=== THE PROBLEM ===
In the records below, find the line holding "Extract all readable text from this page."; copy it and every line after it to the end, omitting all images.

=== SOURCE RECORDS ===
☆ ☆ ☆ ☆ ☆ ☆ ☆

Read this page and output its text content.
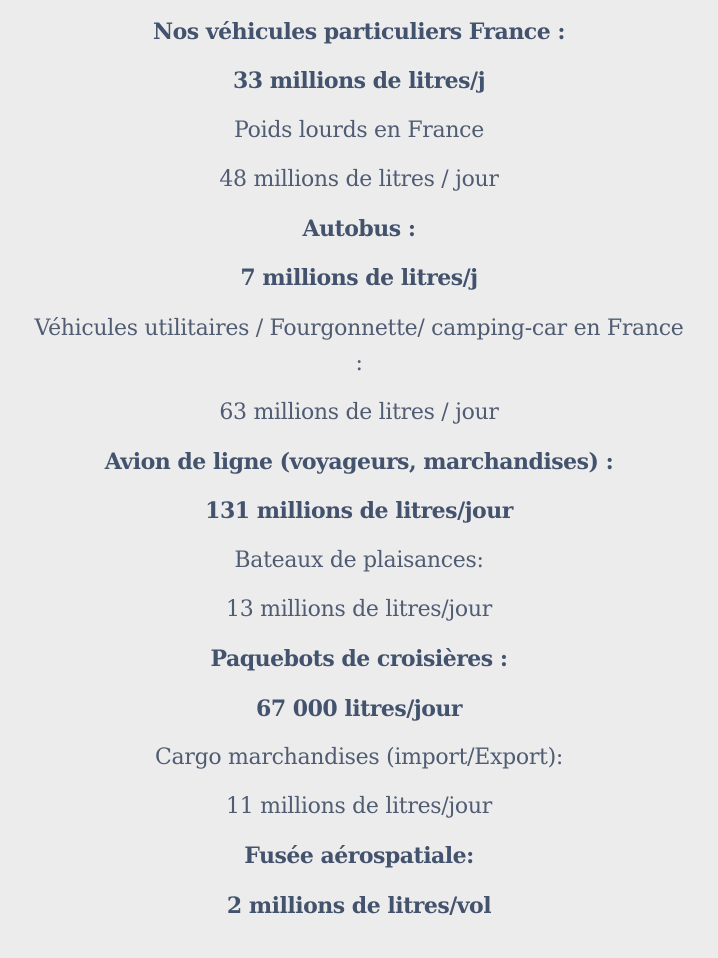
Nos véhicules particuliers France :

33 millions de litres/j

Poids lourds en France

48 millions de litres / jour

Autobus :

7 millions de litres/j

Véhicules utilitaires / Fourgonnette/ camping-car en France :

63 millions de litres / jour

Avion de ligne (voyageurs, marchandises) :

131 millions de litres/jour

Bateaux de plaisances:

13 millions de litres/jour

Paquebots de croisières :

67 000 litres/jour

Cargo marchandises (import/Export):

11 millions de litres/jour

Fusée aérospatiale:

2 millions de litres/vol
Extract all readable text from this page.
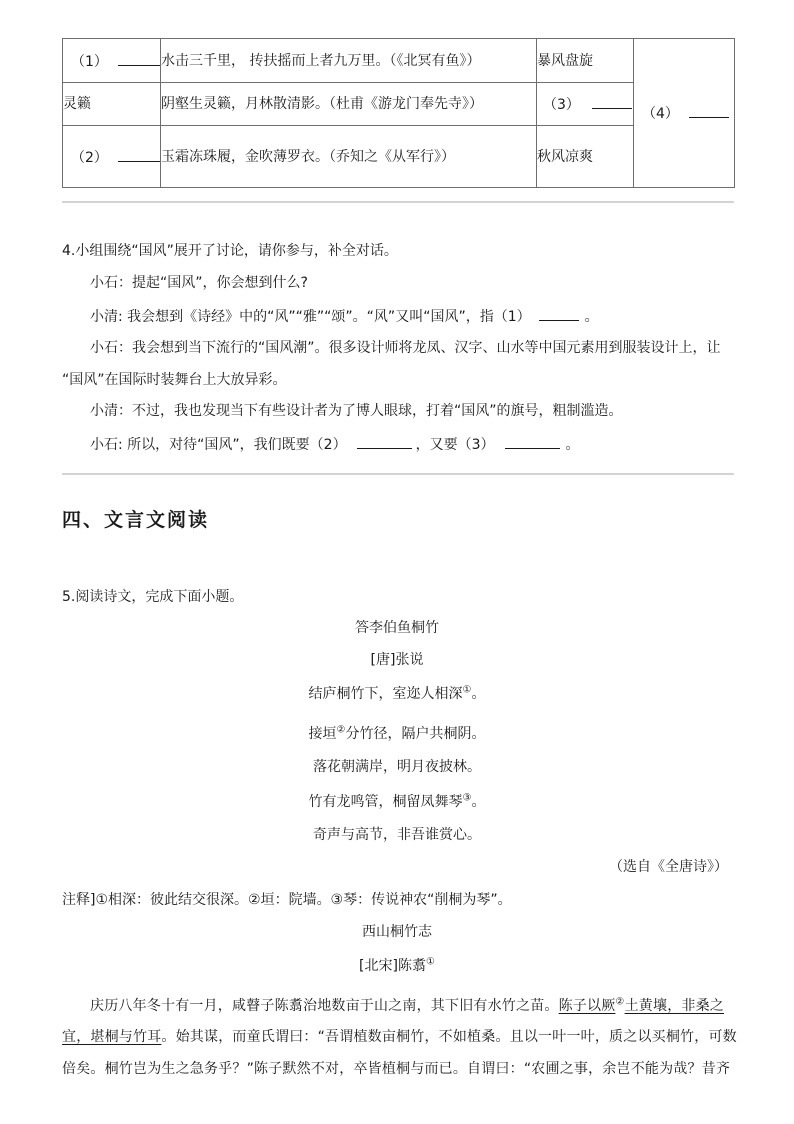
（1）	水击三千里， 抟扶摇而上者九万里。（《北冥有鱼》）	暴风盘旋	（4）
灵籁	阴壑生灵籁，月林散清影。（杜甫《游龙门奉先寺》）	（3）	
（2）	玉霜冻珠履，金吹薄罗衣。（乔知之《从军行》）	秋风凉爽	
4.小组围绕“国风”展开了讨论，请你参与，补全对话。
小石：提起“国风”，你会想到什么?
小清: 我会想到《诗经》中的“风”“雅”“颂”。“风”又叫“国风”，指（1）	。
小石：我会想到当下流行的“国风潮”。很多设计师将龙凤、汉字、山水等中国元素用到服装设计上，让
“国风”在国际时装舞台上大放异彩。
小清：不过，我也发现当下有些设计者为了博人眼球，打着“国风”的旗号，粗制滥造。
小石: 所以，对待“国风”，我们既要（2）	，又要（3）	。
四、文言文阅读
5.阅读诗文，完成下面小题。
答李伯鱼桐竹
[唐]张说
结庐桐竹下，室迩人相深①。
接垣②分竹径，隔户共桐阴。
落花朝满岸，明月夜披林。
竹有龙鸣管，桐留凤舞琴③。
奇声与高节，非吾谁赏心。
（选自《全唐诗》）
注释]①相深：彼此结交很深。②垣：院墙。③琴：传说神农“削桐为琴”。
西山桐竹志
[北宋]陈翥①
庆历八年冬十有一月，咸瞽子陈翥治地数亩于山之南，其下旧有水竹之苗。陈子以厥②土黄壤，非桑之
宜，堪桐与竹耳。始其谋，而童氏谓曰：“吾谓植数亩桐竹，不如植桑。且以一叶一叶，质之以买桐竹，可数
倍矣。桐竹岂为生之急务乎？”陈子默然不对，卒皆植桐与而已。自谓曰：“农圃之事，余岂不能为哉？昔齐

☆ ☆ ☆ ☆ ☆ ☆ ☆

=== RIGHT ANSWER ===
Extract all readable text from this page.
（1）	水击三千里， 抟扶摇而上者九万里。（《北冥有鱼》）	暴风盘旋	（4）
灵籁	阴壑生灵籁，月林散清影。（杜甫《游龙门奉先寺》）	（3）	
（2）	玉霜冻珠履，金吹薄罗衣。（乔知之《从军行》）	秋风凉爽	
4.小组围绕“国风”展开了讨论，请你参与，补全对话。
小石：提起“国风”，你会想到什么?
小清: 我会想到《诗经》中的“风”“雅”“颂”。“风”又叫“国风”，指（1）	。
小石：我会想到当下流行的“国风潮”。很多设计师将龙凤、汉字、山水等中国元素用到服装设计上，让
“国风”在国际时装舞台上大放异彩。
小清：不过，我也发现当下有些设计者为了博人眼球，打着“国风”的旗号，粗制滥造。
小石: 所以，对待“国风”，我们既要（2）	，又要（3）	。
四、文言文阅读
5.阅读诗文，完成下面小题。
答李伯鱼桐竹
[唐]张说
结庐桐竹下，室迩人相深①。
接垣②分竹径，隔户共桐阴。
落花朝满岸，明月夜披林。
竹有龙鸣管，桐留凤舞琴③。
奇声与高节，非吾谁赏心。
（选自《全唐诗》）
注释]①相深：彼此结交很深。②垣：院墙。③琴：传说神农“削桐为琴”。
西山桐竹志
[北宋]陈翥①
庆历八年冬十有一月，咸瞽子陈翥治地数亩于山之南，其下旧有水竹之苗。陈子以厥②土黄壤，非桑之
宜，堪桐与竹耳。始其谋，而童氏谓曰：“吾谓植数亩桐竹，不如植桑。且以一叶一叶，质之以买桐竹，可数
倍矣。桐竹岂为生之急务乎？”陈子默然不对，卒皆植桐与而已。自谓曰：“农圃之事，余岂不能为哉？昔齐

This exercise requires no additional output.